----- Excerpted passage -----

Folly #124: Name Calling
Names that no longer serve us.
I have a problem. It’s my name.
Not Melanie Hamburger. Having survived childhood name games, it’s a great name as an adult! Once people catch their breath from laughing about Hamburger, they can spell, pronounce and remember it. (I love it when people laugh at my name. It’s human to laugh. And it’s a funny name.)

No, my problem is my business name. Community Grantwriters sounded great five years ago when we were doing all fundraising for small nonprofits, including a lot of grants research and writing. But we don’t do that anymore. (For reasons the Follies make clear!) Now I tell nonprofits to spend their time activating their boards and connecting with individual donors instead.
Back then, we were also promoting careers in fundraising, and offering paid grantwriting internships to support skill-building. I humbly learned that workforce development is complex, and requires a lot of expertise beyond my wheelhouse.
But I’m still stuck with the name. And I’m wondering:
What would be a better name for our work with small-staffed nonprofits, when our focus is building fundraising ease for board members and growing donors, not grants? (So far, ActivateDonors and GrowDonors — .us or .com — are on my short list.)
And is it worth the hassle to change our name? Feedback appreciated.

----- Record excerpts -----

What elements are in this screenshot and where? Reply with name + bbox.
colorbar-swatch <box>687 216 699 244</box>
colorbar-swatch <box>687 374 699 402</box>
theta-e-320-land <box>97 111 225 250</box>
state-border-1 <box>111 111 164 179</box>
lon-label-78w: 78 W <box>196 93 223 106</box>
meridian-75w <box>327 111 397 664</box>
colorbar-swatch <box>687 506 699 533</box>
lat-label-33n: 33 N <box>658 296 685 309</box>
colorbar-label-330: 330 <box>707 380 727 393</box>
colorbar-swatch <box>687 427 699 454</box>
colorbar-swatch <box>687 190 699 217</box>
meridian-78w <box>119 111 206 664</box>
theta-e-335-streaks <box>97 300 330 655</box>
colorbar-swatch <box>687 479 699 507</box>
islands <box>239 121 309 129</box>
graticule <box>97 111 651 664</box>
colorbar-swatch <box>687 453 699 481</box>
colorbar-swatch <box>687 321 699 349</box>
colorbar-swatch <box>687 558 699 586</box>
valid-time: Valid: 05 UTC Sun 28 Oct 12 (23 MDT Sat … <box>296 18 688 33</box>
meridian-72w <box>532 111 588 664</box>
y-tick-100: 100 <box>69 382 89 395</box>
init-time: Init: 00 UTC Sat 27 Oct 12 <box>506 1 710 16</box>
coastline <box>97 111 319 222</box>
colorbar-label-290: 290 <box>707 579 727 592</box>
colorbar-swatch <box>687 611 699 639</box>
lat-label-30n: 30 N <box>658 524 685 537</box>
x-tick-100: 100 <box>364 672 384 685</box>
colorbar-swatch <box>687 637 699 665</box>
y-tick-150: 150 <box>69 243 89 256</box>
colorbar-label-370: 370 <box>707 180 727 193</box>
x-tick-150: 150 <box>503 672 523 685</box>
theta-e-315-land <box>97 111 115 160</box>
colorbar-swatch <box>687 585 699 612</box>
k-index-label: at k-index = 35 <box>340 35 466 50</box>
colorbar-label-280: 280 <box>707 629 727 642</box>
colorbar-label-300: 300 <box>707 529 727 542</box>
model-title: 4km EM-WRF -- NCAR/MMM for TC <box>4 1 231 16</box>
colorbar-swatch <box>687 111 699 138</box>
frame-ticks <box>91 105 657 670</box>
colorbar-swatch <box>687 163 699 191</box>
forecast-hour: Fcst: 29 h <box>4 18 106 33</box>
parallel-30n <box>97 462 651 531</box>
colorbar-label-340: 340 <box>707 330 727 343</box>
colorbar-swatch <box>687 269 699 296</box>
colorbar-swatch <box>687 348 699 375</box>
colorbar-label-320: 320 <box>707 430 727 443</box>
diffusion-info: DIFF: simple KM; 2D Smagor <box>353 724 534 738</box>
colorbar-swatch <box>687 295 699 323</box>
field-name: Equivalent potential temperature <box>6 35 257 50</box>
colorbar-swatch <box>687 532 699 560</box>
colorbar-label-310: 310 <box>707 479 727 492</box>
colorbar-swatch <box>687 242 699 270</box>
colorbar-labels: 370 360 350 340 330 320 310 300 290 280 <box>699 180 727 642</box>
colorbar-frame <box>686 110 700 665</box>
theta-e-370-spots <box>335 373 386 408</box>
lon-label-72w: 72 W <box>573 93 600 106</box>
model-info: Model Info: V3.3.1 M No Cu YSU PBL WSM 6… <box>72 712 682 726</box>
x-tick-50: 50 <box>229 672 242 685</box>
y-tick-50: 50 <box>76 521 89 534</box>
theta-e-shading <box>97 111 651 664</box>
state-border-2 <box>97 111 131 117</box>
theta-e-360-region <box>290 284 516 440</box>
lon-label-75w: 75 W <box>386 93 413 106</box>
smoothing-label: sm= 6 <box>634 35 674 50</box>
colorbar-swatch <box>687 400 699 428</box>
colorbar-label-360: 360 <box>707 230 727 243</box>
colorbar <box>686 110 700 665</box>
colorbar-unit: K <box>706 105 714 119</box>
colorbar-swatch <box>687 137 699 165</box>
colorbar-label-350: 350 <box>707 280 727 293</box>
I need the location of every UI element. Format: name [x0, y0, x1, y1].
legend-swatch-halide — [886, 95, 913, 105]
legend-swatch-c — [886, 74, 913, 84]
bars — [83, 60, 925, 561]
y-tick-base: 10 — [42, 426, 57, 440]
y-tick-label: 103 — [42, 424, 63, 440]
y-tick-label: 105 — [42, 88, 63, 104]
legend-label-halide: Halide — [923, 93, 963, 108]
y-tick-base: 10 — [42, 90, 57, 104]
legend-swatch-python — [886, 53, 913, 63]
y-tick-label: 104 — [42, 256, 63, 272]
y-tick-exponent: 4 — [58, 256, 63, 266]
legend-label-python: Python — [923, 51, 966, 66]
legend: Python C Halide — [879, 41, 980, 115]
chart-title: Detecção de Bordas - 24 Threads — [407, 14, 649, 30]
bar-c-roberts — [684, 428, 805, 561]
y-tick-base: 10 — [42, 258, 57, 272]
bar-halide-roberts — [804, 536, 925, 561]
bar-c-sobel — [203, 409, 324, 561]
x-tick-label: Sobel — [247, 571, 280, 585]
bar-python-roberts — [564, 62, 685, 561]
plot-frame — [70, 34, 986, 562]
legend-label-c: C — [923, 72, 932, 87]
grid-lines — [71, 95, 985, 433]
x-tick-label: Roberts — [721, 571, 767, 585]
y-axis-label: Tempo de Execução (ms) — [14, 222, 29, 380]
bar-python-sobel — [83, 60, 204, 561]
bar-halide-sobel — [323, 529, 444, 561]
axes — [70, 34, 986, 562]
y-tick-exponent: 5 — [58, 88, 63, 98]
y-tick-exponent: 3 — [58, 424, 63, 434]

-----

Exercise objective: Please continue the blog post about renaming a fundraising consultancy from where it ends.

Task answer:
Nonprofits Outgrowing a Name
I realize how many nonprofits face similar challenges in what to call themselves. Nonprofits are like startups – they tackle big, difficult problems. If they do it well, there is a lot of learning in the process.
Consider the wonderful, community-created public health clinic where I was so fortunate to work as development director: Marin City Health and Wellness Center. In service of their mission of African American health equity, they expanded to another community with a similar history of Black families moving west for WWII shipbuilding jobs in San Francisco’s Bayview Hunters Point. It won’t surprise you that folks in San Francisco may not see themselves getting healthcare from a clinic named for another town.
Or Is It Fear of Outgrowing Your Name?
So there’s that. Your model evolves and you find your nonprofit services no longer fit the name you’ve been called. And we all get attached to our names.
Is this also what gets in the way of nonprofit collaboration?
What if our donors don’t see themselves in your name?
Or worse. Our donors become your donors.
Last year I got to work with an innovative partnership where four affordable housing organizations began fundraising together. The West Marin Housing Collaborative has been hugely successful – together they have raised significantly more than any of them did separately, and their impact has increased exponentially in terms of more awareness (and units) of affordable housing. Two of the nonprofits were named for their small towns, and the third was associated with an adjacent area. There was a lot of discussion about what donors would think and do.
Would donors in one small rural town invest in the larger region?
Or would the whole idea alienate donors from supporting any of it?
Perhaps some donors are put off by the idea of their local nonprofit joining a regional consortium. But many liked the idea. And they stepped up to support it. Generously.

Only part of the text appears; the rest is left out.